### Task
Pick out each line of the records in which the word "αὐτῶν" appears.

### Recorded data
···
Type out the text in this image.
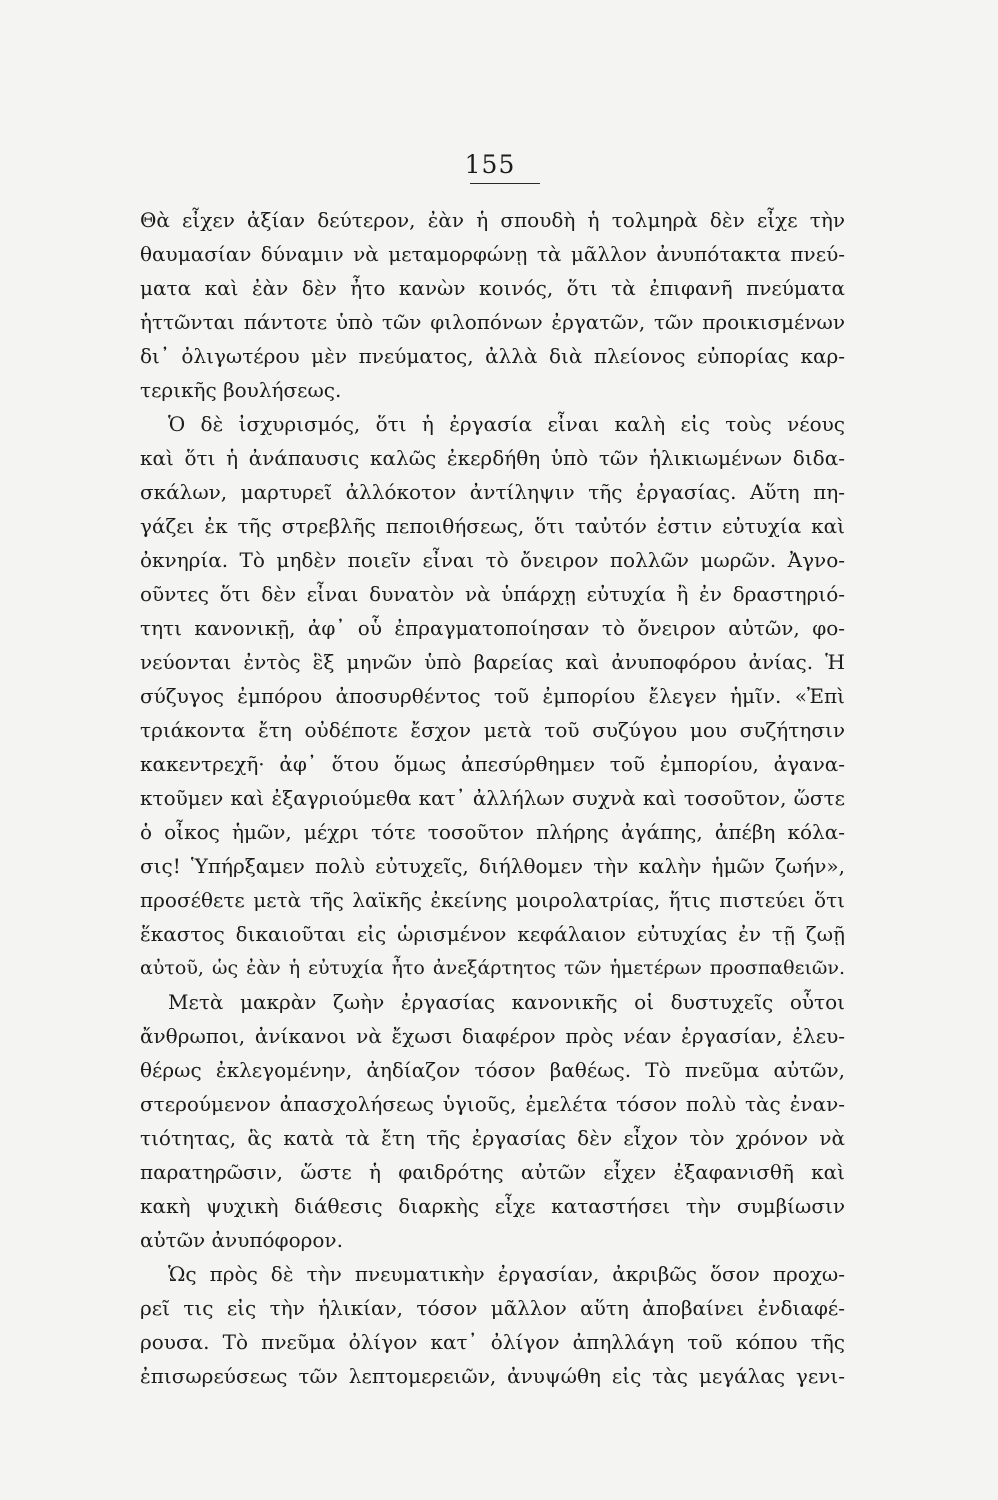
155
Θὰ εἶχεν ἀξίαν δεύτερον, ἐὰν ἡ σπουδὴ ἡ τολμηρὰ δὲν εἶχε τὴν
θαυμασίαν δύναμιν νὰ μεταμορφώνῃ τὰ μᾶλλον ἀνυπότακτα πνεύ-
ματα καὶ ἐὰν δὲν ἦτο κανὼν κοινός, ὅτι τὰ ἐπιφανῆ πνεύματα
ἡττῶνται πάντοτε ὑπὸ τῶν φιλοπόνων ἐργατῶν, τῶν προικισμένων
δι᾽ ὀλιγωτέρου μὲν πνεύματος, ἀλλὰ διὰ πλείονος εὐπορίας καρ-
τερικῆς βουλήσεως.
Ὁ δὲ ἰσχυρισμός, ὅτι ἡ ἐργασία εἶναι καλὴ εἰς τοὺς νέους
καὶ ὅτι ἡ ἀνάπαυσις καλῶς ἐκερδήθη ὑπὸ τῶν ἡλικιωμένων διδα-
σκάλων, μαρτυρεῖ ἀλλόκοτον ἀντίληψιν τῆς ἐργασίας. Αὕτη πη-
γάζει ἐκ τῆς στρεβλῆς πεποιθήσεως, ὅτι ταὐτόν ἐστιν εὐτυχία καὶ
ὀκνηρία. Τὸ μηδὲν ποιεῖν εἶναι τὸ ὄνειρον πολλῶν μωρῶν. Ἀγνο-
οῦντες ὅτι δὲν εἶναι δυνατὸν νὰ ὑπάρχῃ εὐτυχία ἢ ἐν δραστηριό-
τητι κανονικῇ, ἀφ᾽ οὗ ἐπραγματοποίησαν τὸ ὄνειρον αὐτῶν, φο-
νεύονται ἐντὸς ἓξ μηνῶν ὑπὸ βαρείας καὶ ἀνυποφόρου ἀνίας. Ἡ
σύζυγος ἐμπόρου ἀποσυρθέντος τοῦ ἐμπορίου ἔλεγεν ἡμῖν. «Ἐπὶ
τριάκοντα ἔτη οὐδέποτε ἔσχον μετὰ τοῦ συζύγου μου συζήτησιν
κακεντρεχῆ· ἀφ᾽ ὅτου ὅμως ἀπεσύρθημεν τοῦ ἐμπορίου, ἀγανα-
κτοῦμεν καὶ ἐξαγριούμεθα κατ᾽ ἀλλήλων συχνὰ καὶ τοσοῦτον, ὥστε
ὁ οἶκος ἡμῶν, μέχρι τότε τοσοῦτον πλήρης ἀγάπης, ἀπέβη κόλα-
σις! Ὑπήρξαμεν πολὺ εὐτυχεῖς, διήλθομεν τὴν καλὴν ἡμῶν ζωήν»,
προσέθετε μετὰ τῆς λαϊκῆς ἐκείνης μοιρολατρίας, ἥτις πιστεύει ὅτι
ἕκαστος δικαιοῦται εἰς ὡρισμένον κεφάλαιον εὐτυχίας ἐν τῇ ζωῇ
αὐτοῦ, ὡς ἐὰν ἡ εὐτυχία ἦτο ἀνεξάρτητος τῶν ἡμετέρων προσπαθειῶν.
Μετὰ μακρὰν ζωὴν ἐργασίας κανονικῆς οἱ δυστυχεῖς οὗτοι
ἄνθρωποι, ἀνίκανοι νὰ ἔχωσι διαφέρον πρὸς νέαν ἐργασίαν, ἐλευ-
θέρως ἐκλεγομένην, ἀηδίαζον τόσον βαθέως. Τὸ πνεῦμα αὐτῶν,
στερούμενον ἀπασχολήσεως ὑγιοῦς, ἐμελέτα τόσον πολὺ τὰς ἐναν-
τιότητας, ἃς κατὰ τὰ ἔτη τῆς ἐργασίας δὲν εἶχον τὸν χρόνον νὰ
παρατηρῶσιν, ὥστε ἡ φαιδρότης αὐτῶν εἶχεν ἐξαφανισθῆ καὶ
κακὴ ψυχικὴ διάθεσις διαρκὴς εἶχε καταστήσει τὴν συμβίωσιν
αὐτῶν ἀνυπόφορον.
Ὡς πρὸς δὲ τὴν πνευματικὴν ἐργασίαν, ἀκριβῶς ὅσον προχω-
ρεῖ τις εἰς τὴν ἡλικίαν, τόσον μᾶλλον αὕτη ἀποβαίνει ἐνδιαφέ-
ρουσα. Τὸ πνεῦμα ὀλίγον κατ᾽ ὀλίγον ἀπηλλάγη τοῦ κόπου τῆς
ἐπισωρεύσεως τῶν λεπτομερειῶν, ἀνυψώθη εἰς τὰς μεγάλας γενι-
···
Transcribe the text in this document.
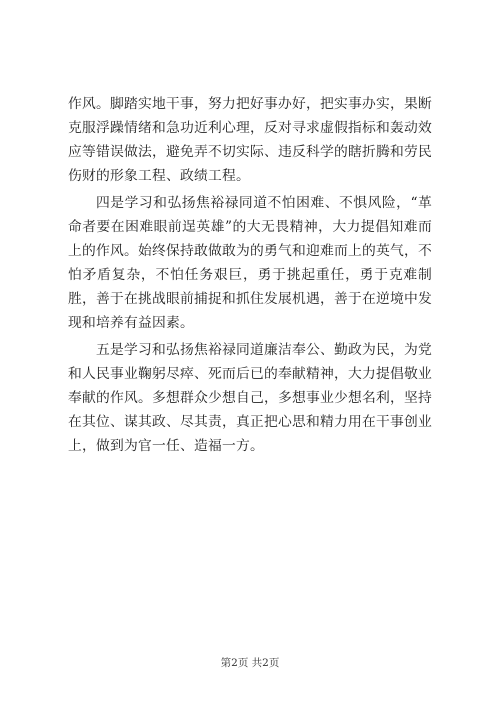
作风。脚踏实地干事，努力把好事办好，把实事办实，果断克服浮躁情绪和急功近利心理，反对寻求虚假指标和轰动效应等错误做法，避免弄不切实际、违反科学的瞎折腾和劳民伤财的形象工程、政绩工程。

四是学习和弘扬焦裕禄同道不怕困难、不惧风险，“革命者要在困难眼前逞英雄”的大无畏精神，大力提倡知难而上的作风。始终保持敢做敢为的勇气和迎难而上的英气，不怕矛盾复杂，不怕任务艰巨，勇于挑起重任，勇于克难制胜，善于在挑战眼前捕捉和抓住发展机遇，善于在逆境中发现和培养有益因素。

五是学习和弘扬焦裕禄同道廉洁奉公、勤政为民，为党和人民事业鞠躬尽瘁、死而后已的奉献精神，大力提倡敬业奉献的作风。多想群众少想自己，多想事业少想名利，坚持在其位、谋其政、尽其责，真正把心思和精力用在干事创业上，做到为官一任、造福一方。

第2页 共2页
···
### The answer
τητι κανονικῇ, ἀφ᾽ οὗ ἐπραγματοποίησαν τὸ ὄνειρον αὐτῶν, φο-
θέρως ἐκλεγομένην, ἀηδίαζον τόσον βαθέως. Τὸ πνεῦμα αὐτῶν,
παρατηρῶσιν, ὥστε ἡ φαιδρότης αὐτῶν εἶχεν ἐξαφανισθῆ καὶ
αὐτῶν ἀνυπόφορον.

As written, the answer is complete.